*To be done*.
Copy all of the records below verbatim.

*Given data*.

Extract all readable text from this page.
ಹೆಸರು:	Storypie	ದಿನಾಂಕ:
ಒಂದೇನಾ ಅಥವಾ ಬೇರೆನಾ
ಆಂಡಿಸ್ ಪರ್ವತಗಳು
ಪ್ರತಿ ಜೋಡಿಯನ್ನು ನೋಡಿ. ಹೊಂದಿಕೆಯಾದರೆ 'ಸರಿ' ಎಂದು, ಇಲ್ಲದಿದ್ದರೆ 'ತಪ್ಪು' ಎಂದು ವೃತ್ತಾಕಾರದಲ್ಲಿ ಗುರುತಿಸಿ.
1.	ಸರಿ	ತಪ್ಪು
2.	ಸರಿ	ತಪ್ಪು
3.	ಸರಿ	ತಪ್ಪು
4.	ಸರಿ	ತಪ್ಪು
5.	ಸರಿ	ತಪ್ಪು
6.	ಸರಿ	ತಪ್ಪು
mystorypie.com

*Task solution*.
Extract all readable text from this page.
ಹೆಸರು:	Storypie	ದಿನಾಂಕ:
ಒಂದೇನಾ ಅಥವಾ ಬೇರೆನಾ
ಆಂಡಿಸ್ ಪರ್ವತಗಳು
ಪ್ರತಿ ಜೋಡಿಯನ್ನು ನೋಡಿ. ಹೊಂದಿಕೆಯಾದರೆ 'ಸರಿ' ಎಂದು, ಇಲ್ಲದಿದ್ದರೆ 'ತಪ್ಪು' ಎಂದು ವೃತ್ತಾಕಾರದಲ್ಲಿ ಗುರುತಿಸಿ.
1.	ಸರಿ	ತಪ್ಪು
2.	ಸರಿ	ತಪ್ಪು
3.	ಸರಿ	ತಪ್ಪು
4.	ಸರಿ	ತಪ್ಪು
5.	ಸರಿ	ತಪ್ಪು
6.	ಸರಿ	ತಪ್ಪು
mystorypie.com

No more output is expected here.